• [Items from a figure collection]
- - -
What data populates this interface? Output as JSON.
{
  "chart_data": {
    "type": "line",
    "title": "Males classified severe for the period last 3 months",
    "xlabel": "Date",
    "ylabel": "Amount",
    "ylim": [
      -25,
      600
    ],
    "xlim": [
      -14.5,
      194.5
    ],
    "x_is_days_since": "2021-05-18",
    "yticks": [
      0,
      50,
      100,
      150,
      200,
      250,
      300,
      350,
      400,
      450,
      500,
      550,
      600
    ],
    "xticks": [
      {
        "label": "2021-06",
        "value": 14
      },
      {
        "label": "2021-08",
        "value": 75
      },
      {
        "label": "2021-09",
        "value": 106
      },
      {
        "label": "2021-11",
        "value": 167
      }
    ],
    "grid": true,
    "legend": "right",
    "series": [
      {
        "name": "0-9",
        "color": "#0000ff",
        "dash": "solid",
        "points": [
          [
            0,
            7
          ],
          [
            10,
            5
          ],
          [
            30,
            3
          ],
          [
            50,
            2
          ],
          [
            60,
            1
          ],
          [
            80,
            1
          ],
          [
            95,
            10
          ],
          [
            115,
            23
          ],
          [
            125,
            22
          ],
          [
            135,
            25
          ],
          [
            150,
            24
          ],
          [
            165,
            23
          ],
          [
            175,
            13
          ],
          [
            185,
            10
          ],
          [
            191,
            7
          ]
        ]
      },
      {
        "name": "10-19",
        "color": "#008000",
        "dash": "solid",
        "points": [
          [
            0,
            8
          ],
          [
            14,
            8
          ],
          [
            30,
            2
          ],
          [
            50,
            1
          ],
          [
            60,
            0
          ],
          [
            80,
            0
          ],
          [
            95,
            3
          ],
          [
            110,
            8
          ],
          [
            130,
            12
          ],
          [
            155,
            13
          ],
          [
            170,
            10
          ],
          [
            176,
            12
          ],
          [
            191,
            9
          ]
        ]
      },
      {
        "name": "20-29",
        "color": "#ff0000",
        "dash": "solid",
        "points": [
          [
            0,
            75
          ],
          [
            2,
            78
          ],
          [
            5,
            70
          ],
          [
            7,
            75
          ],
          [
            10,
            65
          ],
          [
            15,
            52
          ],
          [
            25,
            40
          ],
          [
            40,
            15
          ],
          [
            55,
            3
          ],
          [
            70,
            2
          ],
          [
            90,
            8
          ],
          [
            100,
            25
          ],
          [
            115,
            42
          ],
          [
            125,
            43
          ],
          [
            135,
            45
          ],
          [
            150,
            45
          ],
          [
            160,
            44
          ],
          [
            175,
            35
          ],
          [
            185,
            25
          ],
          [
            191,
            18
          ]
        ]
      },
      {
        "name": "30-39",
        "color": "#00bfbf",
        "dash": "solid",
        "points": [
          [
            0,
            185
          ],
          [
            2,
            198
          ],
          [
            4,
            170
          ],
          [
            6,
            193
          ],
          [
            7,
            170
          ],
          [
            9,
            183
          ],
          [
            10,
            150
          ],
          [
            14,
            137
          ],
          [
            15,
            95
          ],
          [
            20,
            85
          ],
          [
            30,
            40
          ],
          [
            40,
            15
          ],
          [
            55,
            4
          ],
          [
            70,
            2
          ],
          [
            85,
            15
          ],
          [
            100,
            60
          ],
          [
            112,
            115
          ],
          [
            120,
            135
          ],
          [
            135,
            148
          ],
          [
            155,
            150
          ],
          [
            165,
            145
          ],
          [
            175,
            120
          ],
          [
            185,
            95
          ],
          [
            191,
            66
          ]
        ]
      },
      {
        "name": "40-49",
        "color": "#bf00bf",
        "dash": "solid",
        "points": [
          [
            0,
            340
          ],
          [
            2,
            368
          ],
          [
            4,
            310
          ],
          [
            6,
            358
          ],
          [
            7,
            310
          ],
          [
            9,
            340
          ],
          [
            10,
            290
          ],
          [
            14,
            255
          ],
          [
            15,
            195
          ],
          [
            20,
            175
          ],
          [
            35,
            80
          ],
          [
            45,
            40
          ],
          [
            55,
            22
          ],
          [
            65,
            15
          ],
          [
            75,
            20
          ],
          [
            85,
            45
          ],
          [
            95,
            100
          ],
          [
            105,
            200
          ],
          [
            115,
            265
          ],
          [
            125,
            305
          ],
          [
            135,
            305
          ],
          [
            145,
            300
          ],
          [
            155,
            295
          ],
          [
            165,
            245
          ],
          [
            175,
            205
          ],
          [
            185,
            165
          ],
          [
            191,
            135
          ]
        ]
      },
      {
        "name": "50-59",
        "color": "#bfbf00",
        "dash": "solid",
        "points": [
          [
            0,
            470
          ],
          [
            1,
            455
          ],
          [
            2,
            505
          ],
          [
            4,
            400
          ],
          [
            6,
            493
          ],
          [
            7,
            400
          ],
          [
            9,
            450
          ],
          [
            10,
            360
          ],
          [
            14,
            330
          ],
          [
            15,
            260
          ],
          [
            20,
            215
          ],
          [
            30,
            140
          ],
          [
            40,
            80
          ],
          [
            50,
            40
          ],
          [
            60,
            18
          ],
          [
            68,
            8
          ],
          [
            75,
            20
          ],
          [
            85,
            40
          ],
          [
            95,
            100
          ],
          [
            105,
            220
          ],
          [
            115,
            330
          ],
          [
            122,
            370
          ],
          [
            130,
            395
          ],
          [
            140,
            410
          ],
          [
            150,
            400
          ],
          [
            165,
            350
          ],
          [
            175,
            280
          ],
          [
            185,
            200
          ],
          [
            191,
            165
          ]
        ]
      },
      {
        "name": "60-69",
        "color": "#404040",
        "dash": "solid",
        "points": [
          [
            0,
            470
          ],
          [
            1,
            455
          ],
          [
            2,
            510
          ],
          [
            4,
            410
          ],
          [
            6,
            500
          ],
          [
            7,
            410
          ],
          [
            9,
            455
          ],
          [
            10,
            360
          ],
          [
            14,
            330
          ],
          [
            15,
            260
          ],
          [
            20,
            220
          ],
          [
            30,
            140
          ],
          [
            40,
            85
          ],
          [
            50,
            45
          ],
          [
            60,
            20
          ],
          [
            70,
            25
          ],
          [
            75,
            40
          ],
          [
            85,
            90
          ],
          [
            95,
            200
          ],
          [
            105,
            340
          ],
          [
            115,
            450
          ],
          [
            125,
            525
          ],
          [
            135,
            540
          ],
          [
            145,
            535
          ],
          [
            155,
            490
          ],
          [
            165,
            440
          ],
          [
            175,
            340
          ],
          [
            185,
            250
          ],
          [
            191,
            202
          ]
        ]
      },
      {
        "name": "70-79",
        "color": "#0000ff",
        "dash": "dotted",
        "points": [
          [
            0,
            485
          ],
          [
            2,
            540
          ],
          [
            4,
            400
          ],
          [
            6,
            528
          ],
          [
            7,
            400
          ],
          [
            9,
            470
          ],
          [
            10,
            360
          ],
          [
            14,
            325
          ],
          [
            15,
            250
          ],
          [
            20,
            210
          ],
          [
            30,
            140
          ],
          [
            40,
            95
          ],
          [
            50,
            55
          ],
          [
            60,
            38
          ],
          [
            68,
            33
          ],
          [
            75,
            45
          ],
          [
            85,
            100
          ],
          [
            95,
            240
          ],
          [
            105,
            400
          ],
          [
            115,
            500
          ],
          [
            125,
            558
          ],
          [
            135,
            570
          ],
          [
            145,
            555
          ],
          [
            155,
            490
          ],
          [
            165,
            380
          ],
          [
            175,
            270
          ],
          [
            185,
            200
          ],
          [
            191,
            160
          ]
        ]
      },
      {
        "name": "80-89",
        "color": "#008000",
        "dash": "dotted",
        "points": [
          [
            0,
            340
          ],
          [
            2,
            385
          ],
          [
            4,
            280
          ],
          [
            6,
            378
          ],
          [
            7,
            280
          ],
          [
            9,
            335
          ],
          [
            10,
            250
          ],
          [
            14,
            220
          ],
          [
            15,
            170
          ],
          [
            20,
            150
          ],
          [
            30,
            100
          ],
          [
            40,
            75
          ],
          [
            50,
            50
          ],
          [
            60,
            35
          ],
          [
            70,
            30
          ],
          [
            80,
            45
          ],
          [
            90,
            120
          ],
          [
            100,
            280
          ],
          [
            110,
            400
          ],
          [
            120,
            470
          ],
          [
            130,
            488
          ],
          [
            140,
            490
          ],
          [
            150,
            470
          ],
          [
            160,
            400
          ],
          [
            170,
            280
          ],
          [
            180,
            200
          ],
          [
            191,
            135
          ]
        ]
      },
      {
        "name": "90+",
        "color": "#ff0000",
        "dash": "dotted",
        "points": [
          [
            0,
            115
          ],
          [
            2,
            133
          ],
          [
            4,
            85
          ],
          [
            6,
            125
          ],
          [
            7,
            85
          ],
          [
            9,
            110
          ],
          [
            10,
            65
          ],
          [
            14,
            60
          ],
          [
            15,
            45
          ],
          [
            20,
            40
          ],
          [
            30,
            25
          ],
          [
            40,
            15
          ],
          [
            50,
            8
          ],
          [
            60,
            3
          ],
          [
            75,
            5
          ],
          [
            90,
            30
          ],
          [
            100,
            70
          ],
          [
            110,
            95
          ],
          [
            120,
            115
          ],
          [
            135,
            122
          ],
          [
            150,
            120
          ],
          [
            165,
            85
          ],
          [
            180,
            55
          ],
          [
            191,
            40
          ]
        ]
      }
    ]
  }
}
- - -
• [Goal] Read through the data and copy every line where "color" shows up.

• [Answer to the problem]
        "color": "#0000ff",
        "color": "#008000",
        "color": "#ff0000",
        "color": "#00bfbf",
        "color": "#bf00bf",
        "color": "#bfbf00",
        "color": "#404040",
        "color": "#0000ff",
        "color": "#008000",
        "color": "#ff0000",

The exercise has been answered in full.